══ Material to process
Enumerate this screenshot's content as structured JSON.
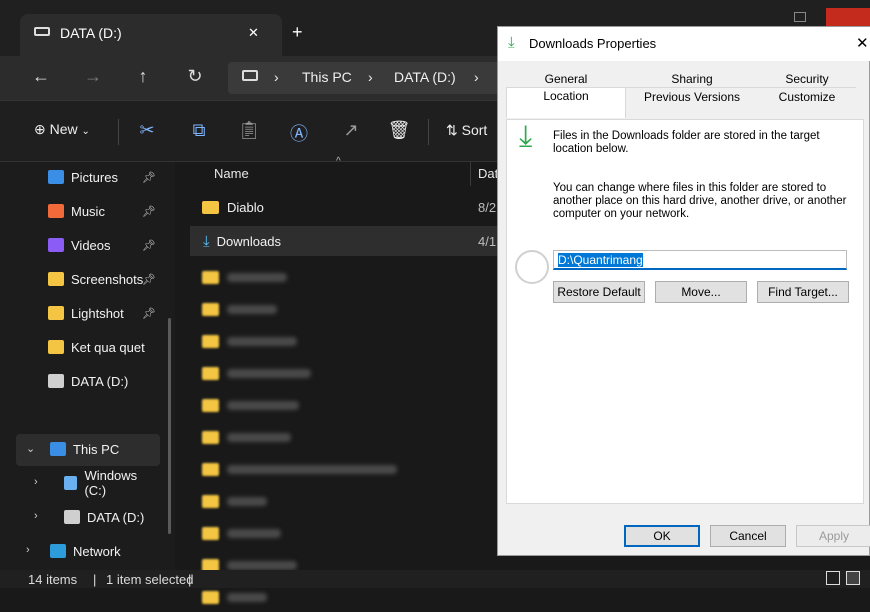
{
  "tab": {
    "title": "DATA (D:)",
    "close": "✕",
    "new": "+"
  },
  "nav": {
    "back": "←",
    "forward": "→",
    "up": "↑",
    "refresh": "↻"
  },
  "breadcrumb": {
    "items": [
      "This PC",
      "DATA (D:)"
    ],
    "sep": "›"
  },
  "toolbar": {
    "new_label": "New",
    "sort_label": "Sort"
  },
  "sidebar": {
    "items": [
      {
        "label": "Pictures",
        "icon": "pictures-icon",
        "color": "#3a8ee6"
      },
      {
        "label": "Music",
        "icon": "music-icon",
        "color": "#f06a3a"
      },
      {
        "label": "Videos",
        "icon": "videos-icon",
        "color": "#8b5cf6"
      },
      {
        "label": "Screenshots",
        "icon": "folder-icon",
        "color": "#f4c542"
      },
      {
        "label": "Lightshot",
        "icon": "folder-icon",
        "color": "#f4c542"
      },
      {
        "label": "Ket qua quet",
        "icon": "folder-icon",
        "color": "#f4c542"
      },
      {
        "label": "DATA (D:)",
        "icon": "drive-icon",
        "color": "#cfcfcf"
      }
    ],
    "tree": [
      {
        "label": "This PC"
      },
      {
        "label": "Windows (C:)"
      },
      {
        "label": "DATA (D:)"
      },
      {
        "label": "Network"
      }
    ]
  },
  "list": {
    "columns": {
      "name": "Name",
      "date": "Dat"
    },
    "rows": [
      {
        "name": "Diablo",
        "date": "8/2"
      },
      {
        "name": "Downloads",
        "date": "4/1"
      }
    ]
  },
  "status": {
    "items": "14 items",
    "selected": "1 item selected"
  },
  "dialog": {
    "title": "Downloads Properties",
    "tabs_row1": [
      "General",
      "Sharing",
      "Security"
    ],
    "tabs_row2": [
      "Location",
      "Previous Versions",
      "Customize"
    ],
    "desc1": "Files in the Downloads folder are stored in the target location below.",
    "desc2": "You can change where files in this folder are stored to another place on this hard drive, another drive, or another computer on your network.",
    "path": "D:\\Quantrimang",
    "buttons": {
      "restore": "Restore Default",
      "move": "Move...",
      "find": "Find Target..."
    },
    "footer": {
      "ok": "OK",
      "cancel": "Cancel",
      "apply": "Apply"
    }
  },
  "colors": {
    "accent": "#0078d7",
    "folder": "#f4c542",
    "download": "#2da84e"
  }
}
════
> _Written exercise_:
Quote all the lines above exactly as given. Do not include the pictures.

> _Result of this task_:
Enumerate this screenshot's content as structured JSON.
{
  "tab": {
    "title": "DATA (D:)",
    "close": "✕",
    "new": "+"
  },
  "nav": {
    "back": "←",
    "forward": "→",
    "up": "↑",
    "refresh": "↻"
  },
  "breadcrumb": {
    "items": [
      "This PC",
      "DATA (D:)"
    ],
    "sep": "›"
  },
  "toolbar": {
    "new_label": "New",
    "sort_label": "Sort"
  },
  "sidebar": {
    "items": [
      {
        "label": "Pictures",
        "icon": "pictures-icon",
        "color": "#3a8ee6"
      },
      {
        "label": "Music",
        "icon": "music-icon",
        "color": "#f06a3a"
      },
      {
        "label": "Videos",
        "icon": "videos-icon",
        "color": "#8b5cf6"
      },
      {
        "label": "Screenshots",
        "icon": "folder-icon",
        "color": "#f4c542"
      },
      {
        "label": "Lightshot",
        "icon": "folder-icon",
        "color": "#f4c542"
      },
      {
        "label": "Ket qua quet",
        "icon": "folder-icon",
        "color": "#f4c542"
      },
      {
        "label": "DATA (D:)",
        "icon": "drive-icon",
        "color": "#cfcfcf"
      }
    ],
    "tree": [
      {
        "label": "This PC"
      },
      {
        "label": "Windows (C:)"
      },
      {
        "label": "DATA (D:)"
      },
      {
        "label": "Network"
      }
    ]
  },
  "list": {
    "columns": {
      "name": "Name",
      "date": "Dat"
    },
    "rows": [
      {
        "name": "Diablo",
        "date": "8/2"
      },
      {
        "name": "Downloads",
        "date": "4/1"
      }
    ]
  },
  "status": {
    "items": "14 items",
    "selected": "1 item selected"
  },
  "dialog": {
    "title": "Downloads Properties",
    "tabs_row1": [
      "General",
      "Sharing",
      "Security"
    ],
    "tabs_row2": [
      "Location",
      "Previous Versions",
      "Customize"
    ],
    "desc1": "Files in the Downloads folder are stored in the target location below.",
    "desc2": "You can change where files in this folder are stored to another place on this hard drive, another drive, or another computer on your network.",
    "path": "D:\\Quantrimang",
    "buttons": {
      "restore": "Restore Default",
      "move": "Move...",
      "find": "Find Target..."
    },
    "footer": {
      "ok": "OK",
      "cancel": "Cancel",
      "apply": "Apply"
    }
  },
  "colors": {
    "accent": "#0078d7",
    "folder": "#f4c542",
    "download": "#2da84e"
  }
}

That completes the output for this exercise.